Return a copy of every line in the records that includes the word "Days".
((
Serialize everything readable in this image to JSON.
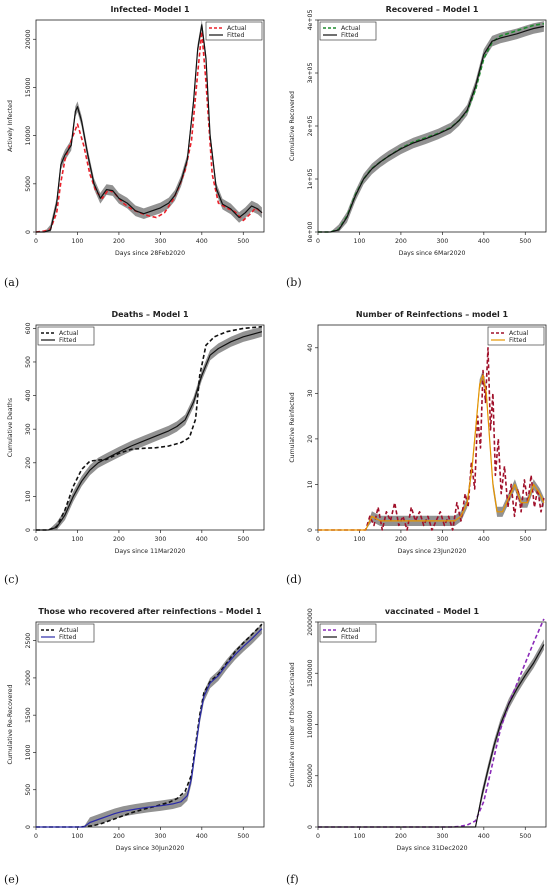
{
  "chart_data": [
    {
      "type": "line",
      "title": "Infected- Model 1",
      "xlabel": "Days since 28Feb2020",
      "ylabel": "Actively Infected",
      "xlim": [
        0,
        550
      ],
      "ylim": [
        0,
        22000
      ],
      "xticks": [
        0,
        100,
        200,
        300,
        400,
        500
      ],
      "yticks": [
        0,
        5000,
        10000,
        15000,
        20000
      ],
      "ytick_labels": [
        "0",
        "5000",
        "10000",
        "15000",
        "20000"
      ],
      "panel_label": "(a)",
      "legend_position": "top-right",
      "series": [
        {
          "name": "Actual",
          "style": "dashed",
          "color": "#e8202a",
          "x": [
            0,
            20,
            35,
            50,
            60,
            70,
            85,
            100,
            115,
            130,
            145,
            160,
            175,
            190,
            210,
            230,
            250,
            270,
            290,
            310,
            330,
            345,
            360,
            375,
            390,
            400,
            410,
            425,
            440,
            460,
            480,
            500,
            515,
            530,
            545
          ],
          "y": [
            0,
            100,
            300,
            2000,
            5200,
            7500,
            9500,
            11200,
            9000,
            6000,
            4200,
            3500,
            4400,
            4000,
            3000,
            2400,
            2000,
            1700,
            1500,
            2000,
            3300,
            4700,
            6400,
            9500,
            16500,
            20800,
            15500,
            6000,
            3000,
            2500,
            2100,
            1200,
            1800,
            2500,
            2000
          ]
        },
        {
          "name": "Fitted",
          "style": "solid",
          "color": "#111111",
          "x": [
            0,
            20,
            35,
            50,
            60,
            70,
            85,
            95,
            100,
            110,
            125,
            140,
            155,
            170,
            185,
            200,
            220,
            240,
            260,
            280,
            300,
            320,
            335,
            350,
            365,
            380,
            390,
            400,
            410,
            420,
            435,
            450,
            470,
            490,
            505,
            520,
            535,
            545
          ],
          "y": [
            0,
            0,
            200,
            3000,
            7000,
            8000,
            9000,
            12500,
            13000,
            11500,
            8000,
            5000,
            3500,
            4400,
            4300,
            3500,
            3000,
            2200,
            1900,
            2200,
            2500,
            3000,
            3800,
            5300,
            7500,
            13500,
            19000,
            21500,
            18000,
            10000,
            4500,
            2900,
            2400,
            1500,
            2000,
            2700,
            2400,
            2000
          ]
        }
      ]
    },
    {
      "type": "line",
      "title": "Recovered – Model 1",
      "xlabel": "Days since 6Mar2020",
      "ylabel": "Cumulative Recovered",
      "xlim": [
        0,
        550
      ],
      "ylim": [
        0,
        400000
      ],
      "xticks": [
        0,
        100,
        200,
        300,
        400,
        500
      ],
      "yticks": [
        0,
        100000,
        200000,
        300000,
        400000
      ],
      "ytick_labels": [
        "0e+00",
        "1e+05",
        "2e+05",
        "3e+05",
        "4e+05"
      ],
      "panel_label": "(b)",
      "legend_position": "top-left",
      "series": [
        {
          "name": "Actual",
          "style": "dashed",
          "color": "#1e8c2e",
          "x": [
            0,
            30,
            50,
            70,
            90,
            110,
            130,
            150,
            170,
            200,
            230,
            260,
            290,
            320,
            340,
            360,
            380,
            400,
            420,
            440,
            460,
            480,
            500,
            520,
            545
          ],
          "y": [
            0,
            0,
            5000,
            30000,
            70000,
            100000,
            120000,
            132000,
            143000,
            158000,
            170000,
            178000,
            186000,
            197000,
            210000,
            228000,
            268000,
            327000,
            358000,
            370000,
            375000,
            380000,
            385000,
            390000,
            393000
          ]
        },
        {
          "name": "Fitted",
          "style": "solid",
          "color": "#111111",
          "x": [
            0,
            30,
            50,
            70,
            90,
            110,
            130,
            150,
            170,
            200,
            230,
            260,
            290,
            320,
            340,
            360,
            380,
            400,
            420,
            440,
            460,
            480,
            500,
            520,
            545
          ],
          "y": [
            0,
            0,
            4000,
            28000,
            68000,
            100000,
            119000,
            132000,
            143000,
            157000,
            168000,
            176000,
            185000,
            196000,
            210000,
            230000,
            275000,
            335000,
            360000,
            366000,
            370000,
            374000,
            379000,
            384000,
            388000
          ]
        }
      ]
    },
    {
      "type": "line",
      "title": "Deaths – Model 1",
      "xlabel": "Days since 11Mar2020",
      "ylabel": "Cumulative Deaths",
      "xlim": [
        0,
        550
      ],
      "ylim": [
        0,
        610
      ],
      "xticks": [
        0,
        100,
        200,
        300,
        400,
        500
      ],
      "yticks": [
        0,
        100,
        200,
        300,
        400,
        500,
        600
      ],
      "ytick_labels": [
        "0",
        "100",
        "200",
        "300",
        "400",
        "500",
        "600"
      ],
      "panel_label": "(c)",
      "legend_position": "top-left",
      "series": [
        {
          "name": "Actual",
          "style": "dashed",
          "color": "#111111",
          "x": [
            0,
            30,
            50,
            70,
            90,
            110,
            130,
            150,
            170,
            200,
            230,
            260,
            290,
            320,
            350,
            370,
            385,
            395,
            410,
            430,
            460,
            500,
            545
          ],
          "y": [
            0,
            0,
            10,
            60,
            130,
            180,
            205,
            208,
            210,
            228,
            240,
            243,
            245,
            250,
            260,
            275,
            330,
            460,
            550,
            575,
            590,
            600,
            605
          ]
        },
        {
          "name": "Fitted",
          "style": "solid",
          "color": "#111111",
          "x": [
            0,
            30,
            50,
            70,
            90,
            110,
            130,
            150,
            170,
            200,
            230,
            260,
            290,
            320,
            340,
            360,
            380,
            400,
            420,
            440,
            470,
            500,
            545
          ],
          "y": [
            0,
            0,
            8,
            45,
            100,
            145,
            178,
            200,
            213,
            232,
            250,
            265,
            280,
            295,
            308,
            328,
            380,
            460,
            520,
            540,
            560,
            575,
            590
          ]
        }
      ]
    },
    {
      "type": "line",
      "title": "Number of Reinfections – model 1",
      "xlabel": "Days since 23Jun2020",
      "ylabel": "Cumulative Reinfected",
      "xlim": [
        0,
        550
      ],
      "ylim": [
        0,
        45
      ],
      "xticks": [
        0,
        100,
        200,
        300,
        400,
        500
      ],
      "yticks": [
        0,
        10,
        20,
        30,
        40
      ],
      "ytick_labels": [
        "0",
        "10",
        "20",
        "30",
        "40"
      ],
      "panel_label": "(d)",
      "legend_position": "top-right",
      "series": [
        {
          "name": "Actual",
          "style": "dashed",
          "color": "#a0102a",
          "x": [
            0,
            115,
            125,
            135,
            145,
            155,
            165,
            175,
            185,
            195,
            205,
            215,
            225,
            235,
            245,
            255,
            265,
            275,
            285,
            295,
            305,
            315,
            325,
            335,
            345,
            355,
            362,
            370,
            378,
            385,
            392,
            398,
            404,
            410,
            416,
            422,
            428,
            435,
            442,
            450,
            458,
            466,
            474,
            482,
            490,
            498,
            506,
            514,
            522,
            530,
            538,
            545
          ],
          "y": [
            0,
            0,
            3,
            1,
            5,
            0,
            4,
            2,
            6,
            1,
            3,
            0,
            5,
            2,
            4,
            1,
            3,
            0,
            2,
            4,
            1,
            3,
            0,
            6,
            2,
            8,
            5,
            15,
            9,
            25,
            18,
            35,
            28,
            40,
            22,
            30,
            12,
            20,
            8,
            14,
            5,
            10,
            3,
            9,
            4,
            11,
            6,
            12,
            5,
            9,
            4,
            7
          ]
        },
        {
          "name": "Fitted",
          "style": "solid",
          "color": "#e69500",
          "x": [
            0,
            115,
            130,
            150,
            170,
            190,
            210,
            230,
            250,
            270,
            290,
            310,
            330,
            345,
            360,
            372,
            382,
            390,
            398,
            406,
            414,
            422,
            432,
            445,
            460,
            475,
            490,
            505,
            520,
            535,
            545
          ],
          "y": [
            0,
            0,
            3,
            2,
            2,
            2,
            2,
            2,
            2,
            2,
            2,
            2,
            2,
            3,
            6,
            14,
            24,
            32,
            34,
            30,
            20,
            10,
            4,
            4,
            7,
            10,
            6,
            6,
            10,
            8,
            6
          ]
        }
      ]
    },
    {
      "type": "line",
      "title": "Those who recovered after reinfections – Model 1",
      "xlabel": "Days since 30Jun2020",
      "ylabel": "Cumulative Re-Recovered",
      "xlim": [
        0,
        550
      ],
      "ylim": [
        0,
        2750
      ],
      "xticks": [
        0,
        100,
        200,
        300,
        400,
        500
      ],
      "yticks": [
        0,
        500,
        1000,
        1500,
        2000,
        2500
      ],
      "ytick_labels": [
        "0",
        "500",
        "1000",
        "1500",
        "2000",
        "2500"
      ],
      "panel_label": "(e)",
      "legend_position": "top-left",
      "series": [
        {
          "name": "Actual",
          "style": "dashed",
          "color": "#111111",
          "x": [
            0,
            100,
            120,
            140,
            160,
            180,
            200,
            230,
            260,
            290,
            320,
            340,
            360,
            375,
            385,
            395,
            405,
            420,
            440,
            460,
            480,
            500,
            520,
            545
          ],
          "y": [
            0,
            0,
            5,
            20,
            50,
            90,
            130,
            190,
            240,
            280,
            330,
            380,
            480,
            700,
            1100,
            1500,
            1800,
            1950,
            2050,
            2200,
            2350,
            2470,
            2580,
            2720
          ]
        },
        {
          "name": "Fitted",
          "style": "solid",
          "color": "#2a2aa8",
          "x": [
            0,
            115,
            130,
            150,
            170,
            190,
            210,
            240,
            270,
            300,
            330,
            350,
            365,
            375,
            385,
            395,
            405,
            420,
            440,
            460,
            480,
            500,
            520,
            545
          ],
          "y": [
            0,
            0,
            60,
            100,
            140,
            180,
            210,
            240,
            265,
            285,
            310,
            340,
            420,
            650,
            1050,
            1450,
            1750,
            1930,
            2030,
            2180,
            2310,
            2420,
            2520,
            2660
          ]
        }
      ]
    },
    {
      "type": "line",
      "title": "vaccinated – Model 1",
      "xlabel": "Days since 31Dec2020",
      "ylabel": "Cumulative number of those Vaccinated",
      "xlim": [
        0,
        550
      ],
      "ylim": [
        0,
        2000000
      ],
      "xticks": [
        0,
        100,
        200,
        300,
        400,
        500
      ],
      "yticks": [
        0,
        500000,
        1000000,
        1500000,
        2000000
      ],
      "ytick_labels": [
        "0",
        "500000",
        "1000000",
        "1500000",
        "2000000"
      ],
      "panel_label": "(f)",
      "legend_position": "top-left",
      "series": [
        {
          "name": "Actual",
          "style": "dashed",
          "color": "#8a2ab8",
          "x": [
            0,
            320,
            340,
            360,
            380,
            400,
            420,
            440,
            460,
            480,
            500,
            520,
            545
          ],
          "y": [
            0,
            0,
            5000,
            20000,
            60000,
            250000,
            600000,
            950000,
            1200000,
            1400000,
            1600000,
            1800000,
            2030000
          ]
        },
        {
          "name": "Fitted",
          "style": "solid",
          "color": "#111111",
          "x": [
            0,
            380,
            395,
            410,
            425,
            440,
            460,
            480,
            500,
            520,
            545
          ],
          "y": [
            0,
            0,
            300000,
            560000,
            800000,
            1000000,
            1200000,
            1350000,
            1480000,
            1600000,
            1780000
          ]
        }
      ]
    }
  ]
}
))
((
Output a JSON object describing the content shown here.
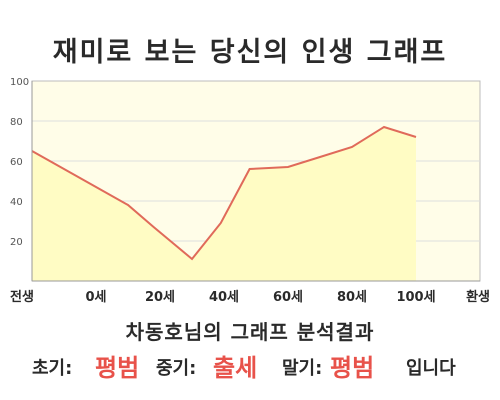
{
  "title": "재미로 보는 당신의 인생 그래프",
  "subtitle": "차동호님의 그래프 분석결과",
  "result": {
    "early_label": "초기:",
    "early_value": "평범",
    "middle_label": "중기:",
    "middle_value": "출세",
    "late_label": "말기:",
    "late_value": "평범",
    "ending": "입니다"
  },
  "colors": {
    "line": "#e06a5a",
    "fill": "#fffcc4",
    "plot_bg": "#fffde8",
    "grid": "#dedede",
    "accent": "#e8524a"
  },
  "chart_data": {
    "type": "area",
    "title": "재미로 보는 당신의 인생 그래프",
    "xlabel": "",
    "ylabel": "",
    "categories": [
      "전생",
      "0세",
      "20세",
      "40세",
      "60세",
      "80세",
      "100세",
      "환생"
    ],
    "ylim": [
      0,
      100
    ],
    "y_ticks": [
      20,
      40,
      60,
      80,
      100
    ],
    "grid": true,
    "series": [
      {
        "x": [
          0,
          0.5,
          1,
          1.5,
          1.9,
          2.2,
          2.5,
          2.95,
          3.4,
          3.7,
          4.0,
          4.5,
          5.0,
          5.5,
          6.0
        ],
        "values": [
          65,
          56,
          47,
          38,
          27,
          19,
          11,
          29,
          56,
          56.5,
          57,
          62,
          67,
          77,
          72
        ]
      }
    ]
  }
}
))
--- EXERCISE RESPONSE ---
      "xlabel": "Days since 28Feb2020",
      "xlabel": "Days since 6Mar2020",
      "xlabel": "Days since 11Mar2020",
      "xlabel": "Days since 23Jun2020",
      "xlabel": "Days since 30Jun2020",
      "xlabel": "Days since 31Dec2020",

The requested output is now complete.